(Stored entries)
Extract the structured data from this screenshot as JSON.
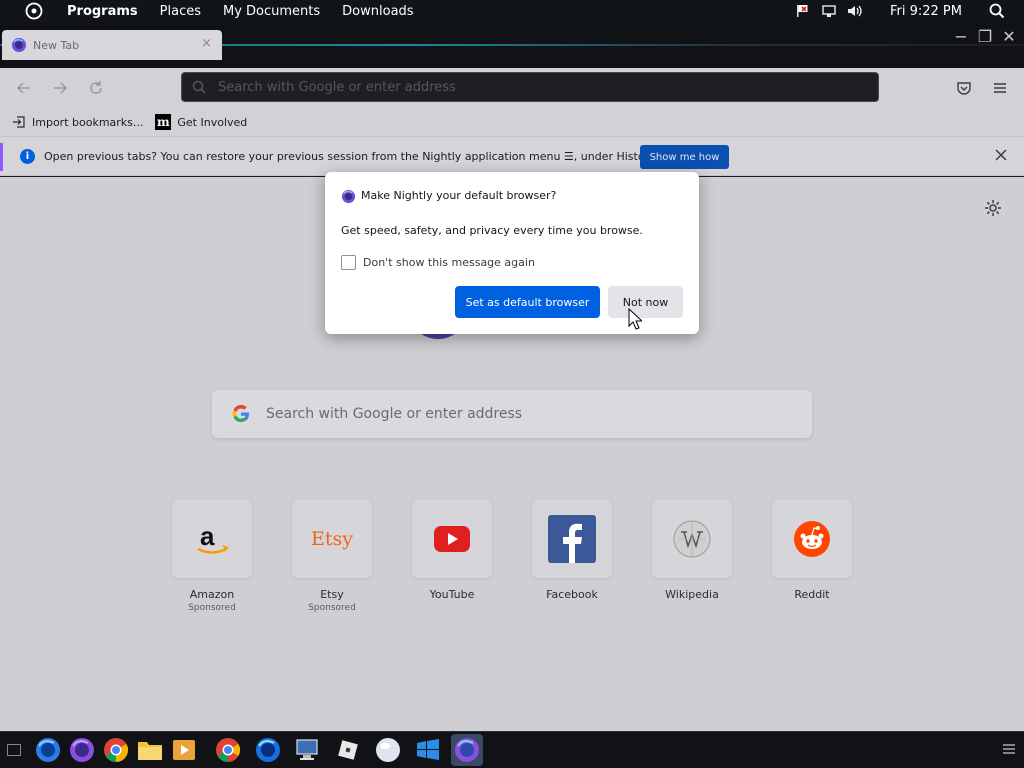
{
  "top_panel": {
    "menus": [
      "Programs",
      "Places",
      "My Documents",
      "Downloads"
    ],
    "clock": "Fri 9:22 PM"
  },
  "tab": {
    "title": "New Tab",
    "close": "×"
  },
  "window_controls": {
    "minimize": "−",
    "restore": "❐",
    "close": "✕"
  },
  "urlbar": {
    "placeholder": "Search with Google or enter address"
  },
  "bookmarks": [
    {
      "label": "Import bookmarks..."
    },
    {
      "label": "Get Involved"
    }
  ],
  "notification": {
    "message": "Open previous tabs? You can restore your previous session from the Nightly application menu ☰, under History.",
    "button": "Show me how"
  },
  "newtab": {
    "search_placeholder": "Search with Google or enter address",
    "top_sites": [
      {
        "name": "Amazon",
        "sponsored": "Sponsored",
        "icon": "amazon-icon"
      },
      {
        "name": "Etsy",
        "sponsored": "Sponsored",
        "icon": "etsy-icon",
        "logo_text": "Etsy"
      },
      {
        "name": "YouTube",
        "sponsored": "",
        "icon": "youtube-icon"
      },
      {
        "name": "Facebook",
        "sponsored": "",
        "icon": "facebook-icon"
      },
      {
        "name": "Wikipedia",
        "sponsored": "",
        "icon": "wikipedia-icon"
      },
      {
        "name": "Reddit",
        "sponsored": "",
        "icon": "reddit-icon"
      }
    ]
  },
  "dialog": {
    "title": "Make Nightly your default browser?",
    "body": "Get speed, safety, and privacy every time you browse.",
    "checkbox_label": "Don't show this message again",
    "primary_button": "Set as default browser",
    "secondary_button": "Not now"
  },
  "taskbar": {
    "icons": [
      "firefox-icon",
      "firefox-nightly-icon",
      "chrome-icon",
      "file-manager-icon",
      "media-player-icon",
      "chrome-icon",
      "firefox-icon",
      "computer-icon",
      "roblox-icon",
      "ball-icon",
      "windows-icon",
      "firefox-nightly-icon"
    ]
  },
  "colors": {
    "accent_blue": "#0061e0",
    "nightly_purple": "#9059ff"
  }
}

▸ **INSTRUCTIONS TO FOLLOW**: Which lines hold the word "from"? Show each one.

▸ **TASK ANSWER**:
Extract the structured data from this screenshot as JSON.
    "message": "Open previous tabs? You can restore your previous session from the Nightly application menu ☰, under History.",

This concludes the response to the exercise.